Records provided: Begin

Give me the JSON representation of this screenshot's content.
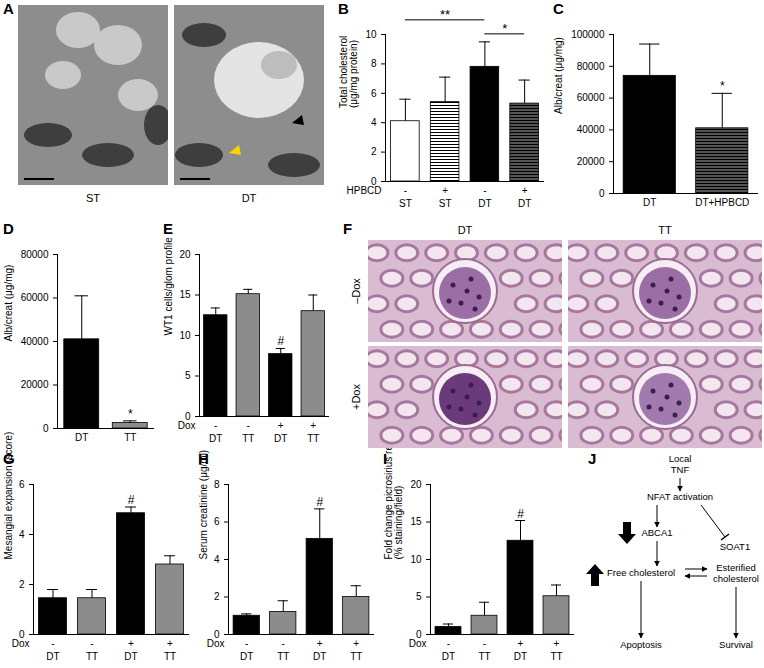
{
  "chart_data": [
    {
      "panel": "B",
      "type": "bar",
      "y_label": "Total cholesterol\n(μg/mg protein)",
      "categories": [
        "ST",
        "ST",
        "DT",
        "DT"
      ],
      "group_label": "HPBCD",
      "groups": [
        "-",
        "+",
        "-",
        "+"
      ],
      "values": [
        4.1,
        5.4,
        7.8,
        5.3
      ],
      "errors": [
        1.5,
        1.7,
        1.7,
        1.6
      ],
      "colors": [
        "#ffffff",
        "#ffffff",
        "#000000",
        "#555555"
      ],
      "ylim": [
        0,
        10
      ],
      "yticks": [
        0,
        2,
        4,
        6,
        8,
        10
      ],
      "annotations": [
        {
          "text": "*",
          "from": 2,
          "to": 3
        },
        {
          "text": "**",
          "from": 0,
          "to": 2
        }
      ]
    },
    {
      "panel": "C",
      "type": "bar",
      "y_label": "Alb/creat (μg/mg)",
      "categories": [
        "DT",
        "DT+HPBCD"
      ],
      "values": [
        74000,
        41000
      ],
      "errors": [
        20000,
        22000
      ],
      "colors": [
        "#000000",
        "#555555"
      ],
      "ylim": [
        0,
        100000
      ],
      "yticks": [
        0,
        20000,
        40000,
        60000,
        80000,
        100000
      ],
      "annotations": [
        {
          "text": "*",
          "at": 1
        }
      ]
    },
    {
      "panel": "D",
      "type": "bar",
      "y_label": "Alb/creat (μg/mg)",
      "categories": [
        "DT",
        "TT"
      ],
      "values": [
        41000,
        2500
      ],
      "errors": [
        20000,
        1000
      ],
      "colors": [
        "#000000",
        "#8c8c8c"
      ],
      "ylim": [
        0,
        80000
      ],
      "yticks": [
        0,
        20000,
        40000,
        60000,
        80000
      ],
      "annotations": [
        {
          "text": "*",
          "at": 1
        }
      ]
    },
    {
      "panel": "E",
      "type": "bar",
      "y_label": "WT1 cells/glom profile",
      "categories": [
        "DT",
        "TT",
        "DT",
        "TT"
      ],
      "group_label": "Dox",
      "groups": [
        "-",
        "-",
        "+",
        "+"
      ],
      "values": [
        12.5,
        15.1,
        7.7,
        13.0
      ],
      "errors": [
        0.9,
        0.6,
        0.7,
        2.0
      ],
      "colors": [
        "#000000",
        "#8c8c8c",
        "#000000",
        "#8c8c8c"
      ],
      "ylim": [
        0,
        20
      ],
      "yticks": [
        0,
        5,
        10,
        15,
        20
      ],
      "annotations": [
        {
          "text": "#",
          "at": 2
        }
      ]
    },
    {
      "panel": "G",
      "type": "bar",
      "y_label": "Mesangial expansion (score)",
      "categories": [
        "DT",
        "TT",
        "DT",
        "TT"
      ],
      "group_label": "Dox",
      "groups": [
        "-",
        "-",
        "+",
        "+"
      ],
      "values": [
        1.45,
        1.45,
        4.85,
        2.8
      ],
      "errors": [
        0.35,
        0.35,
        0.25,
        0.35
      ],
      "colors": [
        "#000000",
        "#8c8c8c",
        "#000000",
        "#8c8c8c"
      ],
      "ylim": [
        0,
        6
      ],
      "yticks": [
        0,
        2,
        4,
        6
      ],
      "annotations": [
        {
          "text": "#",
          "at": 2
        }
      ]
    },
    {
      "panel": "H",
      "type": "bar",
      "y_label": "Serum creatinine (μg/ml)",
      "categories": [
        "DT",
        "TT",
        "DT",
        "TT"
      ],
      "group_label": "Dox",
      "groups": [
        "-",
        "-",
        "+",
        "+"
      ],
      "values": [
        1.0,
        1.2,
        5.1,
        2.0
      ],
      "errors": [
        0.1,
        0.6,
        1.6,
        0.6
      ],
      "colors": [
        "#000000",
        "#8c8c8c",
        "#000000",
        "#8c8c8c"
      ],
      "ylim": [
        0,
        8
      ],
      "yticks": [
        0,
        2,
        4,
        6,
        8
      ],
      "annotations": [
        {
          "text": "#",
          "at": 2
        }
      ]
    },
    {
      "panel": "I",
      "type": "bar",
      "y_label": "Fold change picrosirius red\n(% staining/field)",
      "categories": [
        "DT",
        "TT",
        "DT",
        "TT"
      ],
      "group_label": "Dox",
      "groups": [
        "-",
        "-",
        "+",
        "+"
      ],
      "values": [
        1.0,
        2.5,
        12.5,
        5.1
      ],
      "errors": [
        0.4,
        1.8,
        2.7,
        1.5
      ],
      "colors": [
        "#000000",
        "#8c8c8c",
        "#000000",
        "#8c8c8c"
      ],
      "ylim": [
        0,
        20
      ],
      "yticks": [
        0,
        5,
        10,
        15,
        20
      ],
      "annotations": [
        {
          "text": "#",
          "at": 2
        }
      ]
    }
  ],
  "images": [
    {
      "panel": "A",
      "labels": [
        "ST",
        "DT"
      ]
    },
    {
      "panel": "F",
      "columns": [
        "DT",
        "TT"
      ],
      "rows": [
        "–Dox",
        "+Dox"
      ]
    }
  ],
  "diagram": {
    "panel": "J",
    "nodes": [
      "Local\nTNF",
      "NFAT activation",
      "ABCA1",
      "Free cholesterol",
      "SOAT1",
      "Esterified\ncholesterol",
      "Apoptosis",
      "Survival"
    ]
  }
}
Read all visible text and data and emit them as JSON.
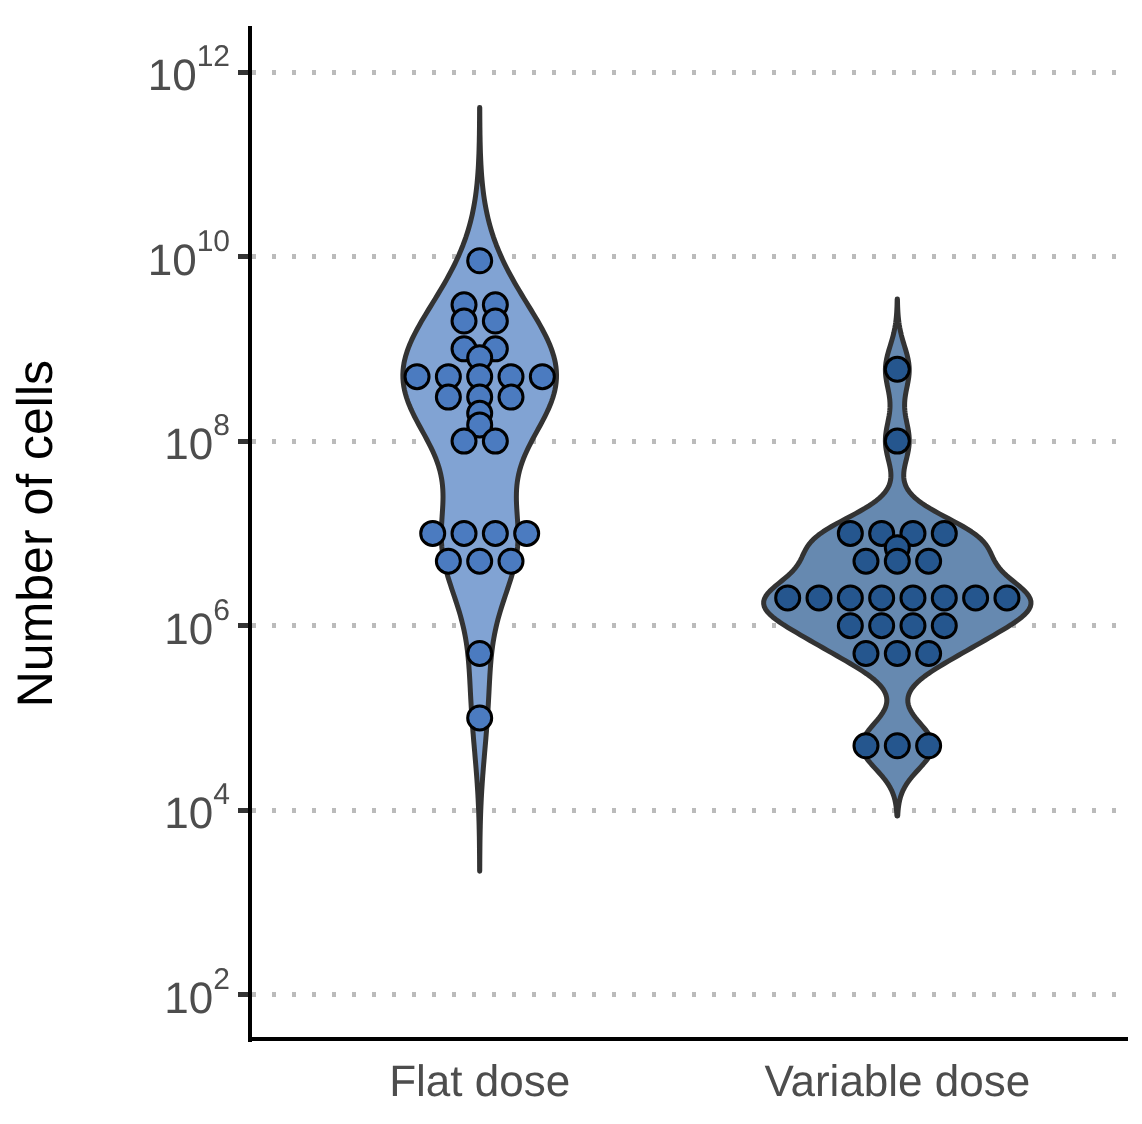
{
  "chart_data": {
    "type": "scatter",
    "ylabel": "Number of cells",
    "categories": [
      "Flat dose",
      "Variable dose"
    ],
    "log": "y",
    "ylim": [
      33,
      3000000000000.0
    ],
    "yticks": [
      {
        "value": 100,
        "label": "10$^{2}$"
      },
      {
        "value": 10000,
        "label": "10$^{4}$"
      },
      {
        "value": 1000000,
        "label": "10$^{6}$"
      },
      {
        "value": 100000000,
        "label": "10$^{8}$"
      },
      {
        "value": 10000000000,
        "label": "10$^{10}$"
      },
      {
        "value": 1000000000000,
        "label": "10$^{12}$"
      }
    ],
    "grid": "y",
    "legend": false,
    "marker": "circle",
    "series": [
      {
        "color": "#4b7bc0",
        "x": [
          "Flat dose",
          "Flat dose",
          "Flat dose",
          "Flat dose",
          "Flat dose",
          "Flat dose",
          "Flat dose",
          "Flat dose",
          "Flat dose",
          "Flat dose",
          "Flat dose",
          "Flat dose",
          "Flat dose",
          "Flat dose",
          "Flat dose",
          "Flat dose",
          "Flat dose",
          "Flat dose",
          "Flat dose",
          "Flat dose",
          "Flat dose",
          "Flat dose",
          "Flat dose",
          "Flat dose",
          "Flat dose",
          "Flat dose",
          "Flat dose",
          "Flat dose",
          "Flat dose"
        ],
        "values": [
          9000000000,
          3000000000,
          3000000000,
          2000000000,
          2000000000,
          1000000000,
          1000000000,
          800000000,
          500000000,
          500000000,
          500000000,
          500000000,
          500000000,
          300000000,
          300000000,
          300000000,
          200000000,
          150000000,
          100000000,
          100000000,
          10000000,
          10000000,
          10000000,
          10000000,
          5000000,
          5000000,
          5000000,
          500000,
          100000
        ]
      },
      {
        "color": "#25568e",
        "x": [
          "Variable dose",
          "Variable dose",
          "Variable dose",
          "Variable dose",
          "Variable dose",
          "Variable dose",
          "Variable dose",
          "Variable dose",
          "Variable dose",
          "Variable dose",
          "Variable dose",
          "Variable dose",
          "Variable dose",
          "Variable dose",
          "Variable dose",
          "Variable dose",
          "Variable dose",
          "Variable dose",
          "Variable dose",
          "Variable dose",
          "Variable dose",
          "Variable dose",
          "Variable dose",
          "Variable dose",
          "Variable dose",
          "Variable dose",
          "Variable dose",
          "Variable dose"
        ],
        "values": [
          600000000,
          100000000,
          10000000,
          10000000,
          10000000,
          10000000,
          7000000,
          5000000,
          5000000,
          5000000,
          2000000,
          2000000,
          2000000,
          2000000,
          2000000,
          2000000,
          2000000,
          2000000,
          1000000,
          1000000,
          1000000,
          1000000,
          500000,
          500000,
          500000,
          50000,
          50000,
          50000
        ]
      }
    ]
  }
}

Records provided: End

Exercise brief
Pull each line containing the word "cells" out of the data above.

Response to this task
      "y_label": "WT1 cells/glom profile",
    "ylabel": "Number of cells",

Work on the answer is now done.